There is no ad hominen. If you don't believe it, try to capture it in a quote. Here is the Berkeley source (which makes 3 sources on this page alone): Wallace Matson, Professor Emeritus, UC Berkeley, an Analytic Philosopher who disagrees with part of Rand's epistemology and agrees with much of it and stated that her work was worth serious study. The Philosophic Thought of Ayn Rand, University of Illinois Press, Chicago, 1986. I've put this on several talk pages and all of them have posts from you in the same thread - I assumed you read it. Steve 16:37, 18 January 2007 (UTC)

that was the definition of ad hominen steve, if you talk about me and my attitudes instead of addressing the argument, it is ad hominen, a fallacy of the first order and bad argument. anyway, yes, i looked at that book and it is all rand insiders. look at it on google books. it does have an article by anthony flew, that might be citable, but given the book is mainly articles by uyl and rasmussen and rand.... --Buridan 16:45, 18 January 2007 (UTC)

## DATA SHOWN
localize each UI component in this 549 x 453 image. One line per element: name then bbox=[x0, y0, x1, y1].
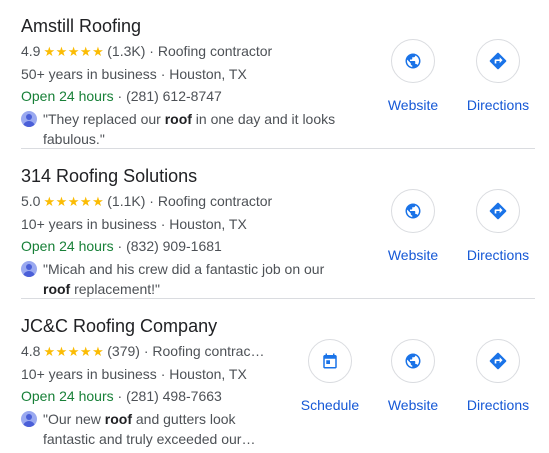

## YOUR OBJECTIVE
Output the stretch of the talk-page discussion of Rand sources from "There is no" through "16:37, 18 January 2007 (UTC)", copied verbatim.

## FINAL RESULT
There is no ad hominen. If you don't believe it, try to capture it in a quote. Here is the Berkeley source (which makes 3 sources on this page alone): Wallace Matson, Professor Emeritus, UC Berkeley, an Analytic Philosopher who disagrees with part of Rand's epistemology and agrees with much of it and stated that her work was worth serious study. The Philosophic Thought of Ayn Rand, University of Illinois Press, Chicago, 1986. I've put this on several talk pages and all of them have posts from you in the same thread - I assumed you read it. Steve 16:37, 18 January 2007 (UTC)